**DATASET ENTRIES**
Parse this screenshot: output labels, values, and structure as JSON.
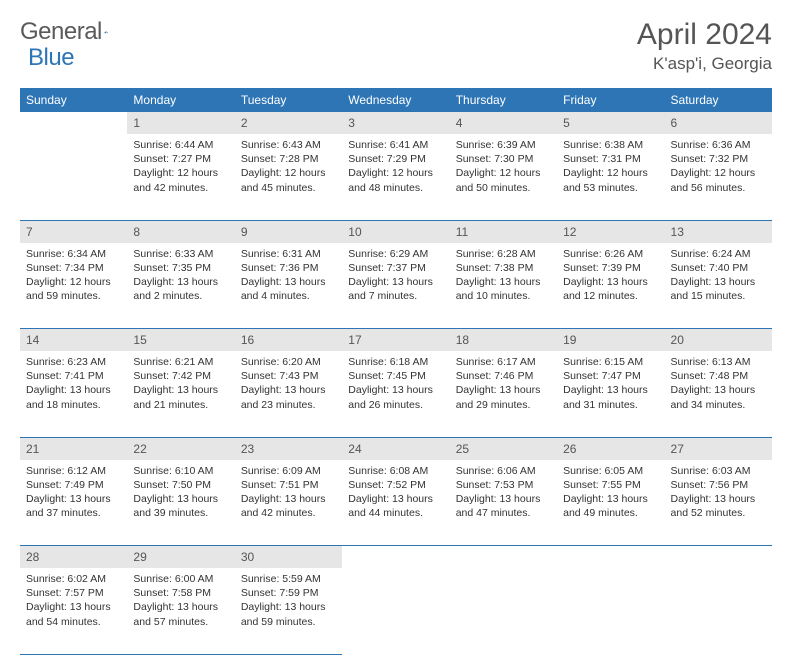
{
  "logo": {
    "text1": "General",
    "text2": "Blue"
  },
  "title": "April 2024",
  "location": "K'asp'i, Georgia",
  "colors": {
    "header_bg": "#2e75b6",
    "header_text": "#ffffff",
    "daynum_bg": "#e6e6e6",
    "border": "#2e75b6",
    "body_text": "#333333",
    "title_text": "#555555"
  },
  "dayHeaders": [
    "Sunday",
    "Monday",
    "Tuesday",
    "Wednesday",
    "Thursday",
    "Friday",
    "Saturday"
  ],
  "weeks": [
    {
      "nums": [
        "",
        "1",
        "2",
        "3",
        "4",
        "5",
        "6"
      ],
      "cells": [
        null,
        {
          "sunrise": "Sunrise: 6:44 AM",
          "sunset": "Sunset: 7:27 PM",
          "day1": "Daylight: 12 hours",
          "day2": "and 42 minutes."
        },
        {
          "sunrise": "Sunrise: 6:43 AM",
          "sunset": "Sunset: 7:28 PM",
          "day1": "Daylight: 12 hours",
          "day2": "and 45 minutes."
        },
        {
          "sunrise": "Sunrise: 6:41 AM",
          "sunset": "Sunset: 7:29 PM",
          "day1": "Daylight: 12 hours",
          "day2": "and 48 minutes."
        },
        {
          "sunrise": "Sunrise: 6:39 AM",
          "sunset": "Sunset: 7:30 PM",
          "day1": "Daylight: 12 hours",
          "day2": "and 50 minutes."
        },
        {
          "sunrise": "Sunrise: 6:38 AM",
          "sunset": "Sunset: 7:31 PM",
          "day1": "Daylight: 12 hours",
          "day2": "and 53 minutes."
        },
        {
          "sunrise": "Sunrise: 6:36 AM",
          "sunset": "Sunset: 7:32 PM",
          "day1": "Daylight: 12 hours",
          "day2": "and 56 minutes."
        }
      ]
    },
    {
      "nums": [
        "7",
        "8",
        "9",
        "10",
        "11",
        "12",
        "13"
      ],
      "cells": [
        {
          "sunrise": "Sunrise: 6:34 AM",
          "sunset": "Sunset: 7:34 PM",
          "day1": "Daylight: 12 hours",
          "day2": "and 59 minutes."
        },
        {
          "sunrise": "Sunrise: 6:33 AM",
          "sunset": "Sunset: 7:35 PM",
          "day1": "Daylight: 13 hours",
          "day2": "and 2 minutes."
        },
        {
          "sunrise": "Sunrise: 6:31 AM",
          "sunset": "Sunset: 7:36 PM",
          "day1": "Daylight: 13 hours",
          "day2": "and 4 minutes."
        },
        {
          "sunrise": "Sunrise: 6:29 AM",
          "sunset": "Sunset: 7:37 PM",
          "day1": "Daylight: 13 hours",
          "day2": "and 7 minutes."
        },
        {
          "sunrise": "Sunrise: 6:28 AM",
          "sunset": "Sunset: 7:38 PM",
          "day1": "Daylight: 13 hours",
          "day2": "and 10 minutes."
        },
        {
          "sunrise": "Sunrise: 6:26 AM",
          "sunset": "Sunset: 7:39 PM",
          "day1": "Daylight: 13 hours",
          "day2": "and 12 minutes."
        },
        {
          "sunrise": "Sunrise: 6:24 AM",
          "sunset": "Sunset: 7:40 PM",
          "day1": "Daylight: 13 hours",
          "day2": "and 15 minutes."
        }
      ]
    },
    {
      "nums": [
        "14",
        "15",
        "16",
        "17",
        "18",
        "19",
        "20"
      ],
      "cells": [
        {
          "sunrise": "Sunrise: 6:23 AM",
          "sunset": "Sunset: 7:41 PM",
          "day1": "Daylight: 13 hours",
          "day2": "and 18 minutes."
        },
        {
          "sunrise": "Sunrise: 6:21 AM",
          "sunset": "Sunset: 7:42 PM",
          "day1": "Daylight: 13 hours",
          "day2": "and 21 minutes."
        },
        {
          "sunrise": "Sunrise: 6:20 AM",
          "sunset": "Sunset: 7:43 PM",
          "day1": "Daylight: 13 hours",
          "day2": "and 23 minutes."
        },
        {
          "sunrise": "Sunrise: 6:18 AM",
          "sunset": "Sunset: 7:45 PM",
          "day1": "Daylight: 13 hours",
          "day2": "and 26 minutes."
        },
        {
          "sunrise": "Sunrise: 6:17 AM",
          "sunset": "Sunset: 7:46 PM",
          "day1": "Daylight: 13 hours",
          "day2": "and 29 minutes."
        },
        {
          "sunrise": "Sunrise: 6:15 AM",
          "sunset": "Sunset: 7:47 PM",
          "day1": "Daylight: 13 hours",
          "day2": "and 31 minutes."
        },
        {
          "sunrise": "Sunrise: 6:13 AM",
          "sunset": "Sunset: 7:48 PM",
          "day1": "Daylight: 13 hours",
          "day2": "and 34 minutes."
        }
      ]
    },
    {
      "nums": [
        "21",
        "22",
        "23",
        "24",
        "25",
        "26",
        "27"
      ],
      "cells": [
        {
          "sunrise": "Sunrise: 6:12 AM",
          "sunset": "Sunset: 7:49 PM",
          "day1": "Daylight: 13 hours",
          "day2": "and 37 minutes."
        },
        {
          "sunrise": "Sunrise: 6:10 AM",
          "sunset": "Sunset: 7:50 PM",
          "day1": "Daylight: 13 hours",
          "day2": "and 39 minutes."
        },
        {
          "sunrise": "Sunrise: 6:09 AM",
          "sunset": "Sunset: 7:51 PM",
          "day1": "Daylight: 13 hours",
          "day2": "and 42 minutes."
        },
        {
          "sunrise": "Sunrise: 6:08 AM",
          "sunset": "Sunset: 7:52 PM",
          "day1": "Daylight: 13 hours",
          "day2": "and 44 minutes."
        },
        {
          "sunrise": "Sunrise: 6:06 AM",
          "sunset": "Sunset: 7:53 PM",
          "day1": "Daylight: 13 hours",
          "day2": "and 47 minutes."
        },
        {
          "sunrise": "Sunrise: 6:05 AM",
          "sunset": "Sunset: 7:55 PM",
          "day1": "Daylight: 13 hours",
          "day2": "and 49 minutes."
        },
        {
          "sunrise": "Sunrise: 6:03 AM",
          "sunset": "Sunset: 7:56 PM",
          "day1": "Daylight: 13 hours",
          "day2": "and 52 minutes."
        }
      ]
    },
    {
      "nums": [
        "28",
        "29",
        "30",
        "",
        "",
        "",
        ""
      ],
      "cells": [
        {
          "sunrise": "Sunrise: 6:02 AM",
          "sunset": "Sunset: 7:57 PM",
          "day1": "Daylight: 13 hours",
          "day2": "and 54 minutes."
        },
        {
          "sunrise": "Sunrise: 6:00 AM",
          "sunset": "Sunset: 7:58 PM",
          "day1": "Daylight: 13 hours",
          "day2": "and 57 minutes."
        },
        {
          "sunrise": "Sunrise: 5:59 AM",
          "sunset": "Sunset: 7:59 PM",
          "day1": "Daylight: 13 hours",
          "day2": "and 59 minutes."
        },
        null,
        null,
        null,
        null
      ]
    }
  ]
}
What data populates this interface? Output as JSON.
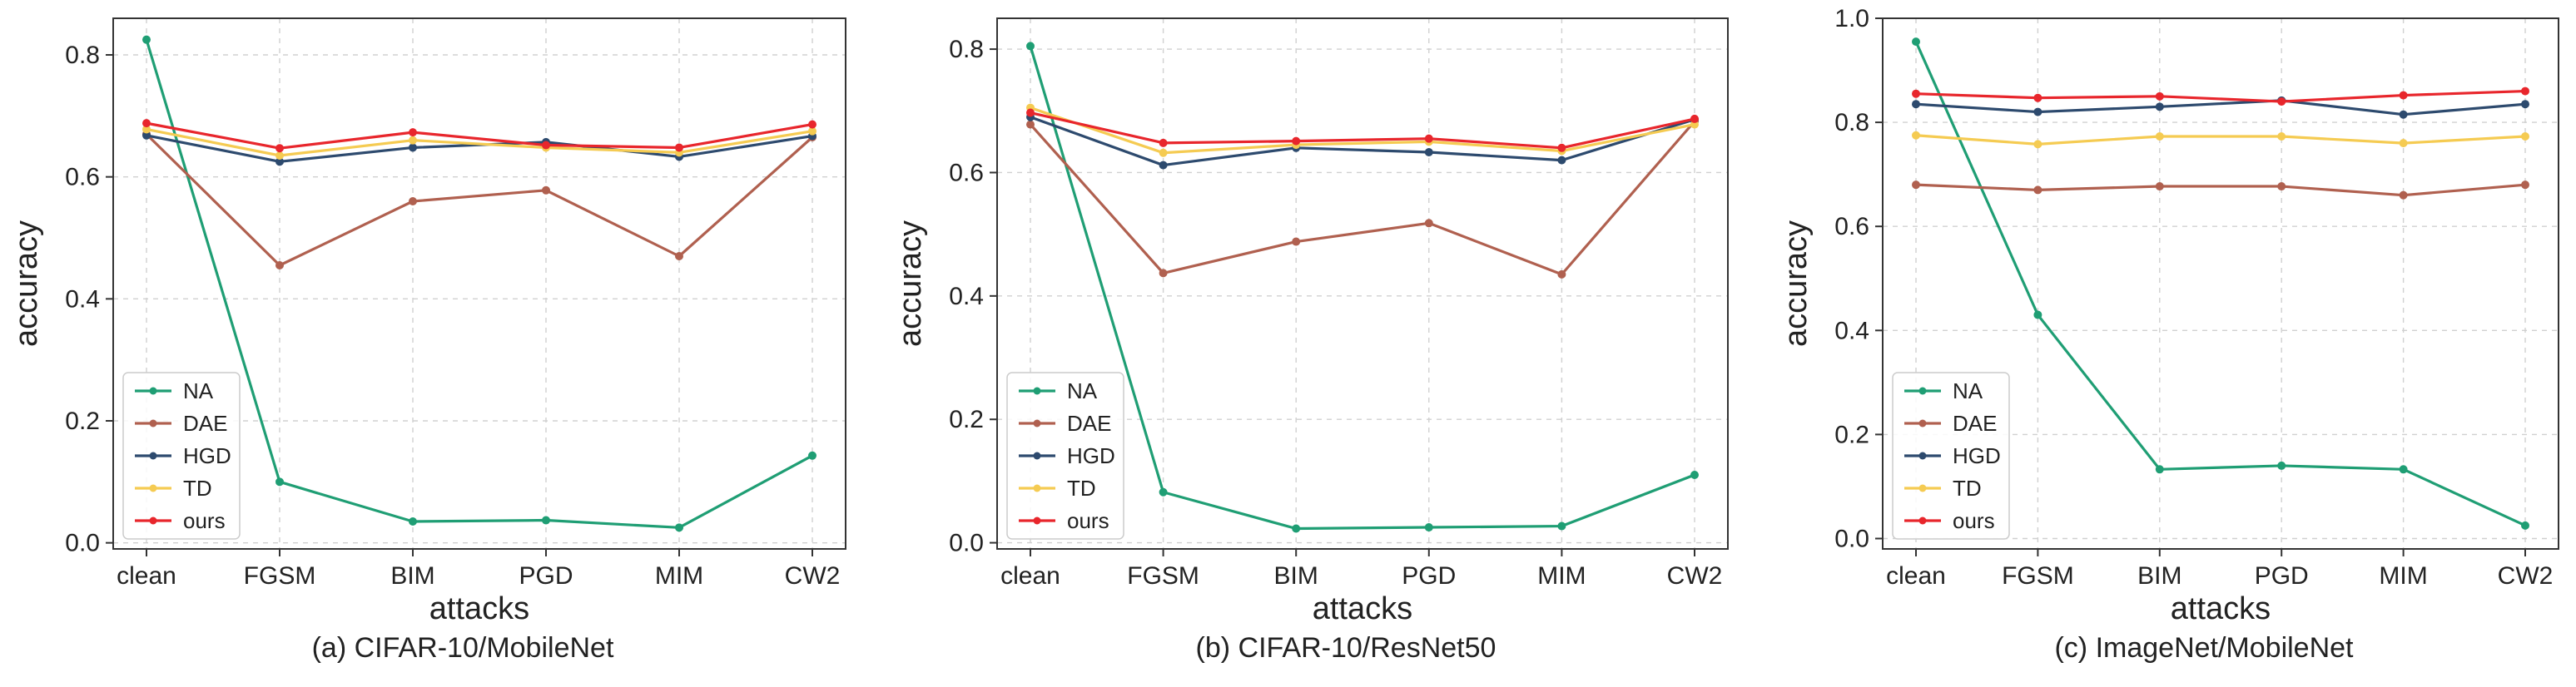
{
  "figure": {
    "captions": [
      "(a) CIFAR-10/MobileNet",
      "(b) CIFAR-10/ResNet50",
      "(c) ImageNet/MobileNet"
    ]
  },
  "chart_data": [
    {
      "type": "line",
      "title": "",
      "caption": "(a) CIFAR-10/MobileNet",
      "xlabel": "attacks",
      "ylabel": "accuracy",
      "categories": [
        "clean",
        "FGSM",
        "BIM",
        "PGD",
        "MIM",
        "CW2"
      ],
      "ylim": [
        -0.01,
        0.86
      ],
      "yticks": [
        0.0,
        0.2,
        0.4,
        0.6,
        0.8
      ],
      "ytick_labels": [
        "0.0",
        "0.2",
        "0.4",
        "0.6",
        "0.8"
      ],
      "grid": true,
      "legend": "lower-left",
      "series": [
        {
          "name": "NA",
          "color": "#1f9e74",
          "values": [
            0.825,
            0.1,
            0.035,
            0.037,
            0.025,
            0.143
          ]
        },
        {
          "name": "DAE",
          "color": "#b0604f",
          "values": [
            0.67,
            0.455,
            0.56,
            0.578,
            0.47,
            0.665
          ]
        },
        {
          "name": "HGD",
          "color": "#2d4a6e",
          "values": [
            0.668,
            0.625,
            0.648,
            0.657,
            0.633,
            0.667
          ]
        },
        {
          "name": "TD",
          "color": "#f5cb52",
          "values": [
            0.678,
            0.635,
            0.66,
            0.648,
            0.64,
            0.675
          ]
        },
        {
          "name": "ours",
          "color": "#e8262c",
          "values": [
            0.688,
            0.647,
            0.673,
            0.652,
            0.648,
            0.686
          ]
        }
      ]
    },
    {
      "type": "line",
      "title": "",
      "caption": "(b) CIFAR-10/ResNet50",
      "xlabel": "attacks",
      "ylabel": "accuracy",
      "categories": [
        "clean",
        "FGSM",
        "BIM",
        "PGD",
        "MIM",
        "CW2"
      ],
      "ylim": [
        -0.01,
        0.85
      ],
      "yticks": [
        0.0,
        0.2,
        0.4,
        0.6,
        0.8
      ],
      "ytick_labels": [
        "0.0",
        "0.2",
        "0.4",
        "0.6",
        "0.8"
      ],
      "grid": true,
      "legend": "lower-left",
      "series": [
        {
          "name": "NA",
          "color": "#1f9e74",
          "values": [
            0.805,
            0.082,
            0.023,
            0.025,
            0.027,
            0.11
          ]
        },
        {
          "name": "DAE",
          "color": "#b0604f",
          "values": [
            0.678,
            0.437,
            0.488,
            0.518,
            0.435,
            0.683
          ]
        },
        {
          "name": "HGD",
          "color": "#2d4a6e",
          "values": [
            0.69,
            0.612,
            0.64,
            0.633,
            0.62,
            0.686
          ]
        },
        {
          "name": "TD",
          "color": "#f5cb52",
          "values": [
            0.705,
            0.632,
            0.645,
            0.65,
            0.635,
            0.678
          ]
        },
        {
          "name": "ours",
          "color": "#e8262c",
          "values": [
            0.697,
            0.648,
            0.651,
            0.655,
            0.64,
            0.687
          ]
        }
      ]
    },
    {
      "type": "line",
      "title": "",
      "caption": "(c) ImageNet/MobileNet",
      "xlabel": "attacks",
      "ylabel": "accuracy",
      "categories": [
        "clean",
        "FGSM",
        "BIM",
        "PGD",
        "MIM",
        "CW2"
      ],
      "ylim": [
        -0.02,
        1.0
      ],
      "yticks": [
        0.0,
        0.2,
        0.4,
        0.6,
        0.8,
        1.0
      ],
      "ytick_labels": [
        "0.0",
        "0.2",
        "0.4",
        "0.6",
        "0.8",
        "1.0"
      ],
      "grid": true,
      "legend": "lower-left",
      "series": [
        {
          "name": "NA",
          "color": "#1f9e74",
          "values": [
            0.955,
            0.43,
            0.133,
            0.14,
            0.133,
            0.025
          ]
        },
        {
          "name": "DAE",
          "color": "#b0604f",
          "values": [
            0.68,
            0.67,
            0.677,
            0.677,
            0.66,
            0.68
          ]
        },
        {
          "name": "HGD",
          "color": "#2d4a6e",
          "values": [
            0.835,
            0.82,
            0.83,
            0.842,
            0.815,
            0.835
          ]
        },
        {
          "name": "TD",
          "color": "#f5cb52",
          "values": [
            0.775,
            0.758,
            0.773,
            0.773,
            0.76,
            0.773
          ]
        },
        {
          "name": "ours",
          "color": "#e8262c",
          "values": [
            0.855,
            0.847,
            0.85,
            0.84,
            0.852,
            0.86
          ]
        }
      ]
    }
  ]
}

**GIVEN EXERCISE**
Copy every line in the listing above where the string "ImageNet" turns up.

**REPLY TO THE EXERCISE**
      "(c) ImageNet/MobileNet"
      "caption": "(c) ImageNet/MobileNet",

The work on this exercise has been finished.